TASK >> Pull every line of the entries that has the word "August".

MATERIAL FOR THIS TASK >>
##############################
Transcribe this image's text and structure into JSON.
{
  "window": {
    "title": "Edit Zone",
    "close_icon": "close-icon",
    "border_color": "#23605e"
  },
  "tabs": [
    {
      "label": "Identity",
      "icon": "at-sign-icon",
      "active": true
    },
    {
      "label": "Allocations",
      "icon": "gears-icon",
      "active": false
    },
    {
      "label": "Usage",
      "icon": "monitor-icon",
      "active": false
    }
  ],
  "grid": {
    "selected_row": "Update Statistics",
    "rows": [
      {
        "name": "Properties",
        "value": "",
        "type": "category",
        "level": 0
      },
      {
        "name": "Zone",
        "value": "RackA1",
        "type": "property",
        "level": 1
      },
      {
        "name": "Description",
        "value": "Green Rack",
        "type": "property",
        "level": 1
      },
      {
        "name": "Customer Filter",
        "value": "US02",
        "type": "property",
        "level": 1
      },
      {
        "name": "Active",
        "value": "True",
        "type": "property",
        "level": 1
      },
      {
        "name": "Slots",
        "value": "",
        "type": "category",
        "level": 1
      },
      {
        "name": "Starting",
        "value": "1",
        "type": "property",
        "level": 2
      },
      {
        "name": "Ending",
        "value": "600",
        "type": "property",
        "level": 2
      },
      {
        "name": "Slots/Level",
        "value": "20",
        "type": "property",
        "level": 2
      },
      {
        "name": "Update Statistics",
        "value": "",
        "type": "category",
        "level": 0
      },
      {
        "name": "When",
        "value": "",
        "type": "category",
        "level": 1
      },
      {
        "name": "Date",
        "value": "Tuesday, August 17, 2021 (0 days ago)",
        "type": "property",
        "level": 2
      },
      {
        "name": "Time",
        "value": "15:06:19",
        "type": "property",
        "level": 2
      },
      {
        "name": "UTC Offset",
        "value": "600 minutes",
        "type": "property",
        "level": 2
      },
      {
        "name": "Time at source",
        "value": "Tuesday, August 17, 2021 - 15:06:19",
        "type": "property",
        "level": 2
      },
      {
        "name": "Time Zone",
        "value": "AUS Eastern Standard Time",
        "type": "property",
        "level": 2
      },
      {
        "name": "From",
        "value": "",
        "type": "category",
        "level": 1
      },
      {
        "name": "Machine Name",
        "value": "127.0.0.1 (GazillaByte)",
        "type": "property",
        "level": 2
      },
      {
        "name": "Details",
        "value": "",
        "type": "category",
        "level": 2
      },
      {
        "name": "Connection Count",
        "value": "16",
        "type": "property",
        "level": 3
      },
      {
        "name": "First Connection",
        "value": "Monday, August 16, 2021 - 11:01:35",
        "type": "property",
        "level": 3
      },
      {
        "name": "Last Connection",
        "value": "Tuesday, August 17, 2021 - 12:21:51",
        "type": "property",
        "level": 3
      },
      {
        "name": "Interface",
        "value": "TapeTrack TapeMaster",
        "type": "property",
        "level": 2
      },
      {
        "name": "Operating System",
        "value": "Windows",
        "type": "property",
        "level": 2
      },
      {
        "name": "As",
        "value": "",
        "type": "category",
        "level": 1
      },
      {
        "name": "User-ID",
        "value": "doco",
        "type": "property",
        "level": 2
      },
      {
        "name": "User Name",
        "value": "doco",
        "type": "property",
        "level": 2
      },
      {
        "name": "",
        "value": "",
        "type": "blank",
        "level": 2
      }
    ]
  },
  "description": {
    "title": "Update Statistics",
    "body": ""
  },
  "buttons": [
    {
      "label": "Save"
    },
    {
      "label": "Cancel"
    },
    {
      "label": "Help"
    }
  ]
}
##############################
EXERCISE SOLUTION >>
        "value": "Tuesday, August 17, 2021 (0 days ago)",
        "value": "Tuesday, August 17, 2021 - 15:06:19",
        "value": "Monday, August 16, 2021 - 11:01:35",
        "value": "Tuesday, August 17, 2021 - 12:21:51",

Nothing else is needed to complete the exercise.